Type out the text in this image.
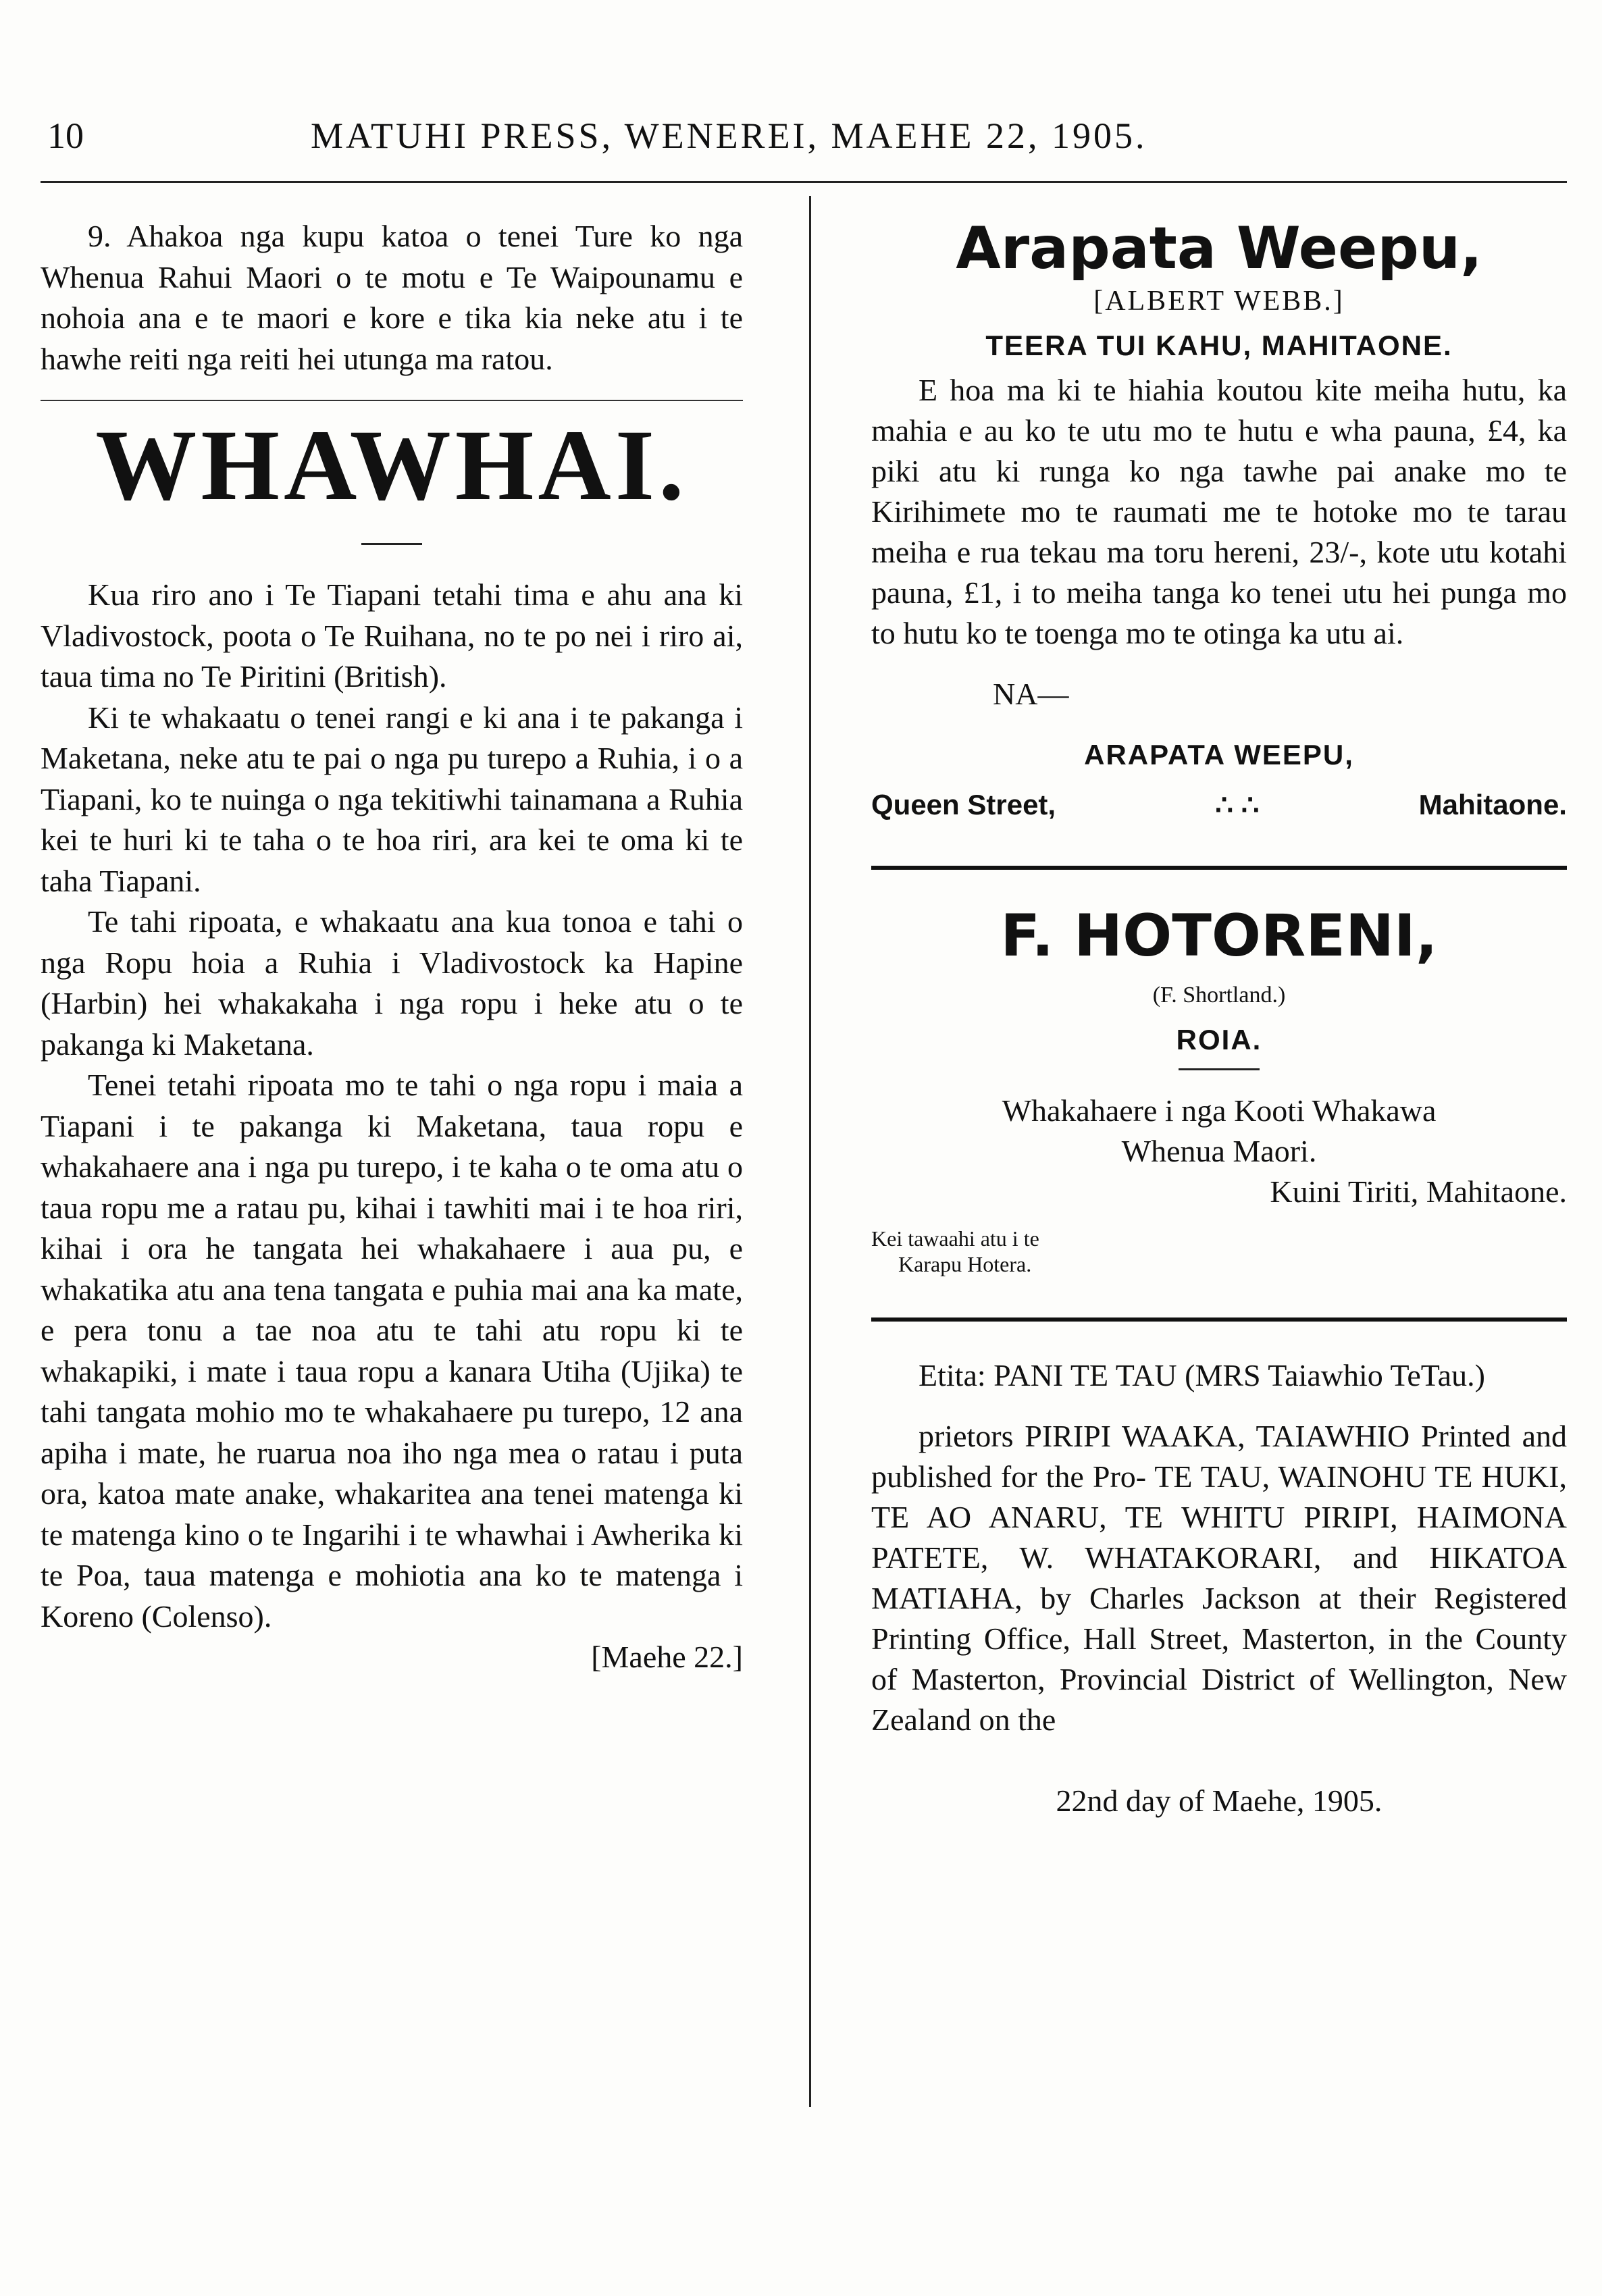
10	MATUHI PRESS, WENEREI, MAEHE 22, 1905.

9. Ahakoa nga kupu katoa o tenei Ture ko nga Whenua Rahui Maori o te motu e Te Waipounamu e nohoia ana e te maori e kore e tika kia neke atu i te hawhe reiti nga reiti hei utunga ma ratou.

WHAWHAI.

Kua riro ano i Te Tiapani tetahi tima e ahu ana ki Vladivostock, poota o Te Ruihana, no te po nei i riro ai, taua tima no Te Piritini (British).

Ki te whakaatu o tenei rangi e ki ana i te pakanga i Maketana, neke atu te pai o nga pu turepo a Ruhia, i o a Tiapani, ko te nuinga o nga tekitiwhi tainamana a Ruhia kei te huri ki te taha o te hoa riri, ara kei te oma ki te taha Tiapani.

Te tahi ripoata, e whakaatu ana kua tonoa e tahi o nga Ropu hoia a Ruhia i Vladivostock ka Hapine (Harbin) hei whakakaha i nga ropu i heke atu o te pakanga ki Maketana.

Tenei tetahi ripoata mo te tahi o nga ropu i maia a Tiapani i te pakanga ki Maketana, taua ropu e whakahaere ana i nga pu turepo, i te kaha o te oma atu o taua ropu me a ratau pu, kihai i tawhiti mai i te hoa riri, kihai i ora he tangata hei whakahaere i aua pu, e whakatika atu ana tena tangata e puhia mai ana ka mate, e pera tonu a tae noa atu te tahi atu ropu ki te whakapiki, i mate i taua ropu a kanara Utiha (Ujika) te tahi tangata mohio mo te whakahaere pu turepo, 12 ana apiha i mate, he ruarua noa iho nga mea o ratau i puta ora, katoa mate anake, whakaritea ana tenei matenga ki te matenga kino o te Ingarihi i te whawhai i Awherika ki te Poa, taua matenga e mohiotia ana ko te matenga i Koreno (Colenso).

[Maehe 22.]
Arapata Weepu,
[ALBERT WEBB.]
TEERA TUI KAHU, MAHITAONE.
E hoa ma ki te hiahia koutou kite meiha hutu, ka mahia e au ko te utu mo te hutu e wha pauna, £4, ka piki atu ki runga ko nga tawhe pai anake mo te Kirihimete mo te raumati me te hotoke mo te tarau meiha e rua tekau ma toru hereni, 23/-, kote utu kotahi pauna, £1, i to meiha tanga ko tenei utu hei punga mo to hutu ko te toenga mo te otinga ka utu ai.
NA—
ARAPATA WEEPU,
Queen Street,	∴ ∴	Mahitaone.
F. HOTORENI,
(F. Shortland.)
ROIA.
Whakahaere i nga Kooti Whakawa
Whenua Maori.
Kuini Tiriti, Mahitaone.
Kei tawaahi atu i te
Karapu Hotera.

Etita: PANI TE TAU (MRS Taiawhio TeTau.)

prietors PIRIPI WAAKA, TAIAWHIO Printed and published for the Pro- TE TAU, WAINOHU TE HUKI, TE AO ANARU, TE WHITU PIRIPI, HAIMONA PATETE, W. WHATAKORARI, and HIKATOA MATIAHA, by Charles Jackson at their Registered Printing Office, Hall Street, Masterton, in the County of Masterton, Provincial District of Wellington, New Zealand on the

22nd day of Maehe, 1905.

--

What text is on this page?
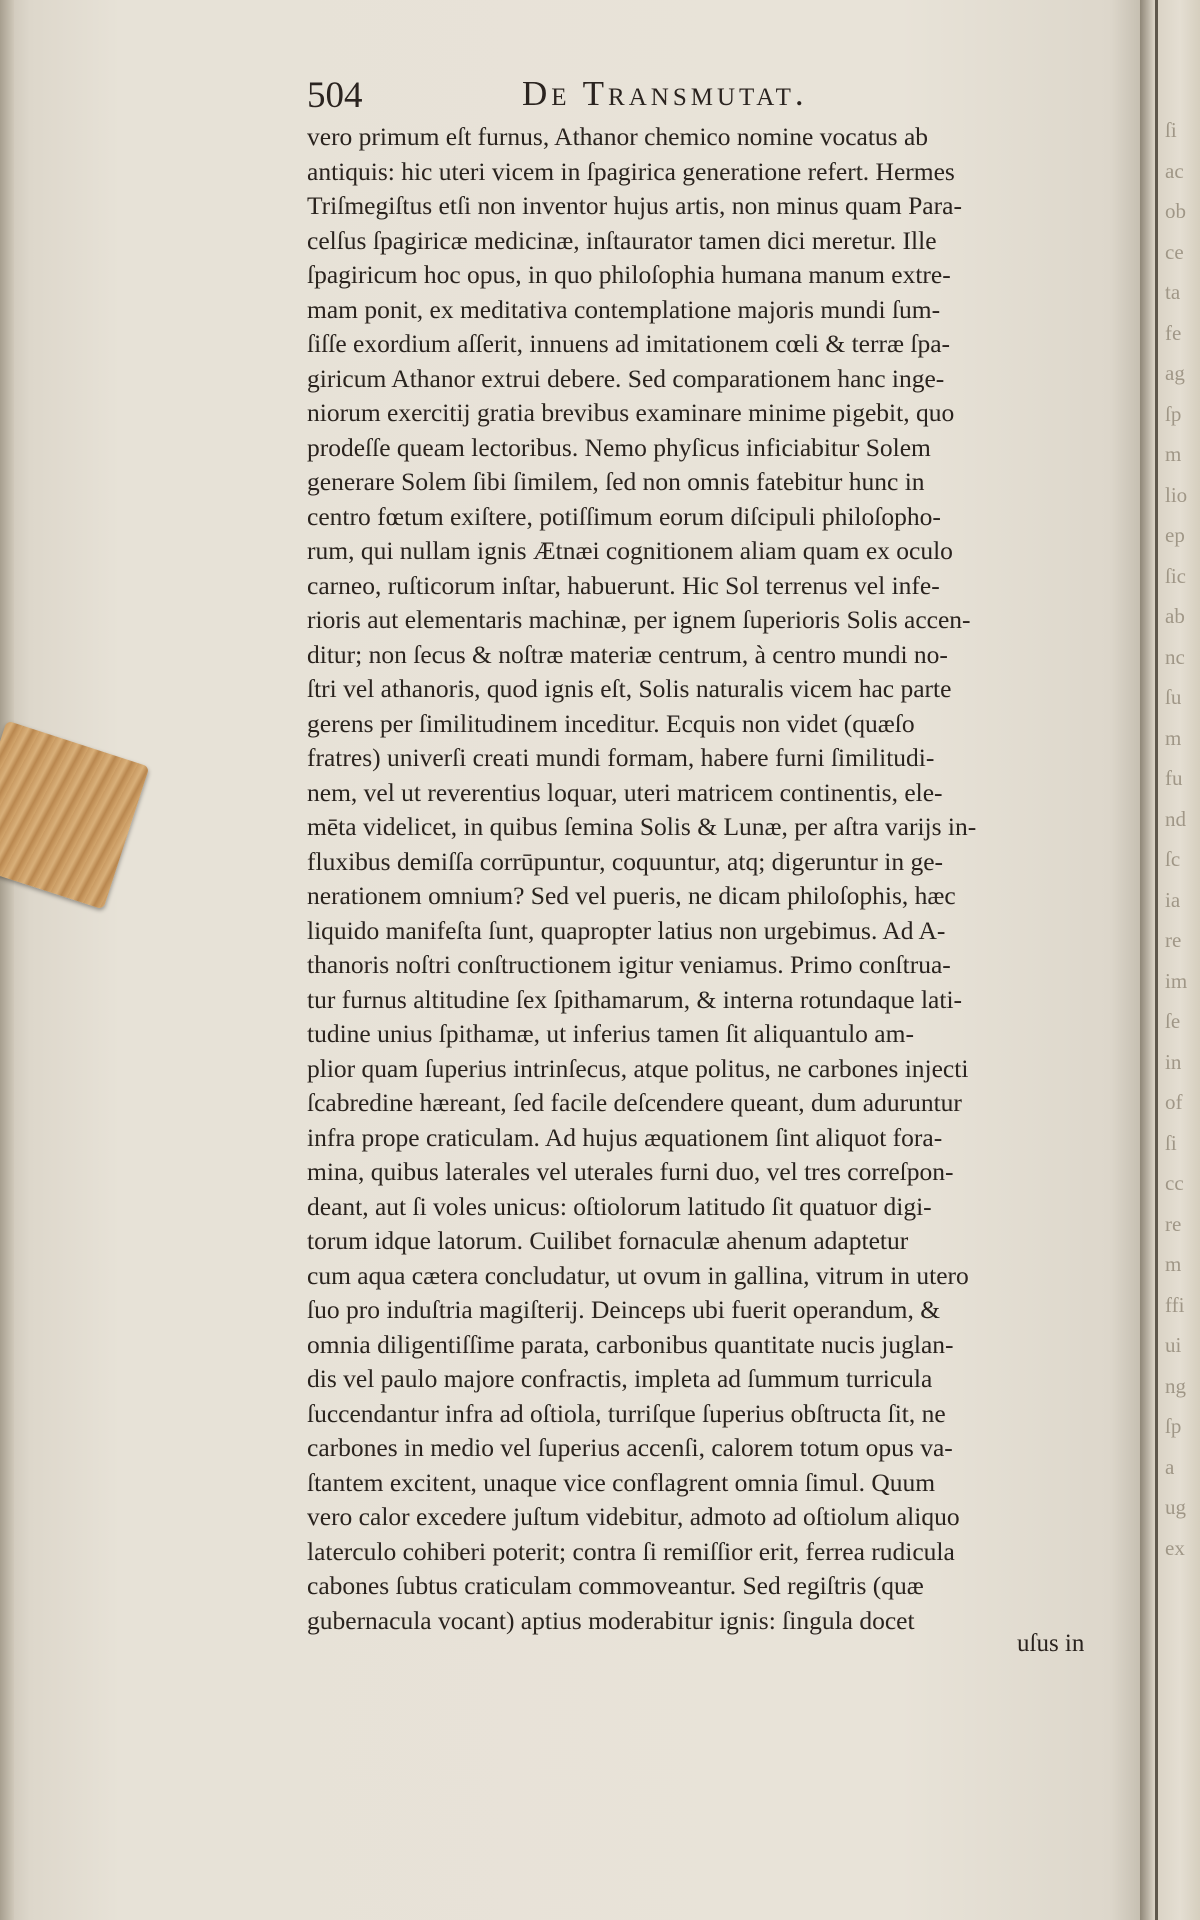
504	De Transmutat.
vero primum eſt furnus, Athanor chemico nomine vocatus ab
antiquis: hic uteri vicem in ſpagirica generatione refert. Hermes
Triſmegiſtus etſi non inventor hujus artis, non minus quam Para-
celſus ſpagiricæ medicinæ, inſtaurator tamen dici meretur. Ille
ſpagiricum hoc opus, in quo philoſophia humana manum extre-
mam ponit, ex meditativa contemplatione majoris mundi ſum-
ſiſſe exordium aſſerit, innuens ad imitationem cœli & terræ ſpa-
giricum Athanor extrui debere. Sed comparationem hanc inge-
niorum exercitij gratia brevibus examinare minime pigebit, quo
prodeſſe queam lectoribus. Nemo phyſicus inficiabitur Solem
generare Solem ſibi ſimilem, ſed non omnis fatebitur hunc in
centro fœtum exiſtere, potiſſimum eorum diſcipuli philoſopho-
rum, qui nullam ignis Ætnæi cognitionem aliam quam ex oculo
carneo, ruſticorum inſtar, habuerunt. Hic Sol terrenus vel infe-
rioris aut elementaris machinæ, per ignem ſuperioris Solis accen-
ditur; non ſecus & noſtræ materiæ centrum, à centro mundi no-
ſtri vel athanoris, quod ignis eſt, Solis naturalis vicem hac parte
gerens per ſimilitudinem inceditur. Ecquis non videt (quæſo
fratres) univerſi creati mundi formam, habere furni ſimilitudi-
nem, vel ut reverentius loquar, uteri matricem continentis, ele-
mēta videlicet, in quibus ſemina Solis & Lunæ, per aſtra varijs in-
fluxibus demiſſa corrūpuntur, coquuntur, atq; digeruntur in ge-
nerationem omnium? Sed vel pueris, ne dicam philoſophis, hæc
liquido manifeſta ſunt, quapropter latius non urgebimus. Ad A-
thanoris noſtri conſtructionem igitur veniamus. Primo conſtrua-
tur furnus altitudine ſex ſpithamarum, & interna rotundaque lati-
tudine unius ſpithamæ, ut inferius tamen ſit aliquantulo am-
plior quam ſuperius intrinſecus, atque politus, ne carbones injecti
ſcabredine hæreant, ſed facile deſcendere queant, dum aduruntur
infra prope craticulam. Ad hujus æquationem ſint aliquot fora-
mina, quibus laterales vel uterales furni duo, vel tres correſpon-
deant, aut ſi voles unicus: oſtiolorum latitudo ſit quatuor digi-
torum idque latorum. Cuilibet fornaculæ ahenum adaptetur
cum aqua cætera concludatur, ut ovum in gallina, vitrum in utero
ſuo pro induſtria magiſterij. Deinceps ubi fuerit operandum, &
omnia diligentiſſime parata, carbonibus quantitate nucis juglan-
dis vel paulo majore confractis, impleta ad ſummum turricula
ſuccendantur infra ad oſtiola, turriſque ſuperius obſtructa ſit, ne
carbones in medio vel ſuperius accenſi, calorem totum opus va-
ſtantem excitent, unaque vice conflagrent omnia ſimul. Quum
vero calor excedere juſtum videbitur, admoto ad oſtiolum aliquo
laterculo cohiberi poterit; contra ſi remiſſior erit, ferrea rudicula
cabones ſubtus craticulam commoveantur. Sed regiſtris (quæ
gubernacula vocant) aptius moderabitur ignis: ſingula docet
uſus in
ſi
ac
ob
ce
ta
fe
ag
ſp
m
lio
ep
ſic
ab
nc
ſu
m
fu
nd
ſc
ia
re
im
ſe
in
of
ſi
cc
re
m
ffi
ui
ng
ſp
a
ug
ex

--

[WHAT IS NEEDED] Among the lines of the material, find those that hold the word "furnus" and copy them.

[RESULT OF THE TASK]
vero primum eſt furnus, Athanor chemico nomine vocatus ab
tur furnus altitudine ſex ſpithamarum, & interna rotundaque lati-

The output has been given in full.